Extract the full listing below without altering a single character.

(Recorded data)
- - -
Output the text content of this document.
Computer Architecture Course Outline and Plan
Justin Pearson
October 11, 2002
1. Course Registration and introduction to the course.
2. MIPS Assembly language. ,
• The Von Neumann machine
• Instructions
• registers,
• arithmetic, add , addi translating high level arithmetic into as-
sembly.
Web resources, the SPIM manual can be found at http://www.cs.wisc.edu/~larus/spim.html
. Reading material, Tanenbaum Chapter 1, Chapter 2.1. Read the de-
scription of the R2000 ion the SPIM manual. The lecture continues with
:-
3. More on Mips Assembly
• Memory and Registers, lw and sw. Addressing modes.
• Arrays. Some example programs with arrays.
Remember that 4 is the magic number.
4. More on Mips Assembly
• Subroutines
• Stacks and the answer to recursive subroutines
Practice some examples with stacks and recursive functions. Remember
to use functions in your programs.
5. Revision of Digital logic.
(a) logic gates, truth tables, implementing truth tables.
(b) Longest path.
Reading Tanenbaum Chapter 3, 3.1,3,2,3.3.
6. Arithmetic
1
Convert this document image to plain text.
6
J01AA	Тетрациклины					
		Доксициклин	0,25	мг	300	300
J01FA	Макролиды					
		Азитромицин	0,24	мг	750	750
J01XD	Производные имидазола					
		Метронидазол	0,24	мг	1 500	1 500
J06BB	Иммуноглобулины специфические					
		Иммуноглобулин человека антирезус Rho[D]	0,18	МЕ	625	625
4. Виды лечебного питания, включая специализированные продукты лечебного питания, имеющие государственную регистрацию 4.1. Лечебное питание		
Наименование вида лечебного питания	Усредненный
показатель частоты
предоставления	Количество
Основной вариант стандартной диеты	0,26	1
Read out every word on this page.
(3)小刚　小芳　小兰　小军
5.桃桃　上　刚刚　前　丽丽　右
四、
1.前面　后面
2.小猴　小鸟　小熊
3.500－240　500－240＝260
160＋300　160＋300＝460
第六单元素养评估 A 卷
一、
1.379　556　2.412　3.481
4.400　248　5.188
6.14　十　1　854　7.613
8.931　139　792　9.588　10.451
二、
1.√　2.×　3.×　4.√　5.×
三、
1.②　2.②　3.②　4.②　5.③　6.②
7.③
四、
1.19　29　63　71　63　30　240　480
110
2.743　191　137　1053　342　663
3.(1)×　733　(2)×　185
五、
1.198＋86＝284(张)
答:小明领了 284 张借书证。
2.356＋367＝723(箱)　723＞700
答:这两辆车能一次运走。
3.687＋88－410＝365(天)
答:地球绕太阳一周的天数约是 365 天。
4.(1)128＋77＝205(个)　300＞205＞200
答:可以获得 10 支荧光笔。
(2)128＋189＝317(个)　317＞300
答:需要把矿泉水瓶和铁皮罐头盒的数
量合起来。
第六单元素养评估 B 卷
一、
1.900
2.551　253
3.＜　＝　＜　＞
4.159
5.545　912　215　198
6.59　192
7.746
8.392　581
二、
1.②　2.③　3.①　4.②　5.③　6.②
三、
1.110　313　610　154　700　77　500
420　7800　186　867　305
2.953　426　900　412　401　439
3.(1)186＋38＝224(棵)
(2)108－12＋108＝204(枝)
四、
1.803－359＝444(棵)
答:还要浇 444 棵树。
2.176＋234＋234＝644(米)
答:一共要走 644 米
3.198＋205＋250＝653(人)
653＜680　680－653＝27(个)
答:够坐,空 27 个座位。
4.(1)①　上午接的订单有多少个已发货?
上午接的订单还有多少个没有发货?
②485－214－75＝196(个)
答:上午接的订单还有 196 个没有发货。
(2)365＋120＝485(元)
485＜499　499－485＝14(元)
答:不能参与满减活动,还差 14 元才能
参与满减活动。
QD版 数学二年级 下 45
- - -
▶ Answer to the exercise
Output the text content of this document.
Computer Architecture Course Outline and Plan
Justin Pearson
October 11, 2002
1. Course Registration and introduction to the course.
2. MIPS Assembly language. ,
• The Von Neumann machine
• Instructions
• registers,
• arithmetic, add , addi translating high level arithmetic into as-
sembly.
Web resources, the SPIM manual can be found at http://www.cs.wisc.edu/~larus/spim.html
. Reading material, Tanenbaum Chapter 1, Chapter 2.1. Read the de-
scription of the R2000 ion the SPIM manual. The lecture continues with
:-
3. More on Mips Assembly
• Memory and Registers, lw and sw. Addressing modes.
• Arrays. Some example programs with arrays.
Remember that 4 is the magic number.
4. More on Mips Assembly
• Subroutines
• Stacks and the answer to recursive subroutines
Practice some examples with stacks and recursive functions. Remember
to use functions in your programs.
5. Revision of Digital logic.
(a) logic gates, truth tables, implementing truth tables.
(b) Longest path.
Reading Tanenbaum Chapter 3, 3.1,3,2,3.3.
6. Arithmetic
1
Convert this document image to plain text.
6
J01AA	Тетрациклины					
		Доксициклин	0,25	мг	300	300
J01FA	Макролиды					
		Азитромицин	0,24	мг	750	750
J01XD	Производные имидазола					
		Метронидазол	0,24	мг	1 500	1 500
J06BB	Иммуноглобулины специфические					
		Иммуноглобулин человека антирезус Rho[D]	0,18	МЕ	625	625
4. Виды лечебного питания, включая специализированные продукты лечебного питания, имеющие государственную регистрацию 4.1. Лечебное питание		
Наименование вида лечебного питания	Усредненный
показатель частоты
предоставления	Количество
Основной вариант стандартной диеты	0,26	1
Read out every word on this page.
(3)小刚　小芳　小兰　小军
5.桃桃　上　刚刚　前　丽丽　右
四、
1.前面　后面
2.小猴　小鸟　小熊
3.500－240　500－240＝260
160＋300　160＋300＝460
第六单元素养评估 A 卷
一、
1.379　556　2.412　3.481
4.400　248　5.188
6.14　十　1　854　7.613
8.931　139　792　9.588　10.451
二、
1.√　2.×　3.×　4.√　5.×
三、
1.②　2.②　3.②　4.②　5.③　6.②
7.③
四、
1.19　29　63　71　63　30　240　480
110
2.743　191　137　1053　342　663
3.(1)×　733　(2)×　185
五、
1.198＋86＝284(张)
答:小明领了 284 张借书证。
2.356＋367＝723(箱)　723＞700
答:这两辆车能一次运走。
3.687＋88－410＝365(天)
答:地球绕太阳一周的天数约是 365 天。
4.(1)128＋77＝205(个)　300＞205＞200
答:可以获得 10 支荧光笔。
(2)128＋189＝317(个)　317＞300
答:需要把矿泉水瓶和铁皮罐头盒的数
量合起来。
第六单元素养评估 B 卷
一、
1.900
2.551　253
3.＜　＝　＜　＞
4.159
5.545　912　215　198
6.59　192
7.746
8.392　581
二、
1.②　2.③　3.①　4.②　5.③　6.②
三、
1.110　313　610　154　700　77　500
420　7800　186　867　305
2.953　426　900　412　401　439
3.(1)186＋38＝224(棵)
(2)108－12＋108＝204(枝)
四、
1.803－359＝444(棵)
答:还要浇 444 棵树。
2.176＋234＋234＝644(米)
答:一共要走 644 米
3.198＋205＋250＝653(人)
653＜680　680－653＝27(个)
答:够坐,空 27 个座位。
4.(1)①　上午接的订单有多少个已发货?
上午接的订单还有多少个没有发货?
②485－214－75＝196(个)
答:上午接的订单还有 196 个没有发货。
(2)365＋120＝485(元)
485＜499　499－485＝14(元)
答:不能参与满减活动,还差 14 元才能
参与满减活动。
QD版 数学二年级 下 45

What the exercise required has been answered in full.